REQUIRED WORK:
Each line of the listing that includes the string "Balkan" is to be identified and copied.

RECORD EXTRACTS:

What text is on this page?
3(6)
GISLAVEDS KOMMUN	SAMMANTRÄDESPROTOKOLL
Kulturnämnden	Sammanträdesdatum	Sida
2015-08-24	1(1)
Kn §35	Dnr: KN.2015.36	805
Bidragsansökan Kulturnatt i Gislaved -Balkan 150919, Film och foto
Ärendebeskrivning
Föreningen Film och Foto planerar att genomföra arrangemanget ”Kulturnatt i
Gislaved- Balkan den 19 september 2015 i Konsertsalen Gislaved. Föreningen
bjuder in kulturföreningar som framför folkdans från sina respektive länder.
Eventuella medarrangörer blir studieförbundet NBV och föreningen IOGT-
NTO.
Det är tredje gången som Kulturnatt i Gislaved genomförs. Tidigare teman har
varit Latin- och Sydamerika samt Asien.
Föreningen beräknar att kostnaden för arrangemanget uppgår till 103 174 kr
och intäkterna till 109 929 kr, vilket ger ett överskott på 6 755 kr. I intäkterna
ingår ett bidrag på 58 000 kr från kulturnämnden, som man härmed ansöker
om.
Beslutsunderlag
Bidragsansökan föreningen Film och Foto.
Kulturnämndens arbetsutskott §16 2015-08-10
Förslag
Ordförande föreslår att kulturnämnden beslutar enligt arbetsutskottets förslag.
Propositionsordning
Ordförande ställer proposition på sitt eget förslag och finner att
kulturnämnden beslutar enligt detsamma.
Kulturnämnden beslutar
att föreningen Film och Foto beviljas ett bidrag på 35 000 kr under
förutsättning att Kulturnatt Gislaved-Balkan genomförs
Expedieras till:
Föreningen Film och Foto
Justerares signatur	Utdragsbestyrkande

RESULT OF THIS TASK:
Bidragsansökan Kulturnatt i Gislaved -Balkan 150919, Film och foto
Gislaved- Balkan den 19 september 2015 i Konsertsalen Gislaved. Föreningen
förutsättning att Kulturnatt Gislaved-Balkan genomförs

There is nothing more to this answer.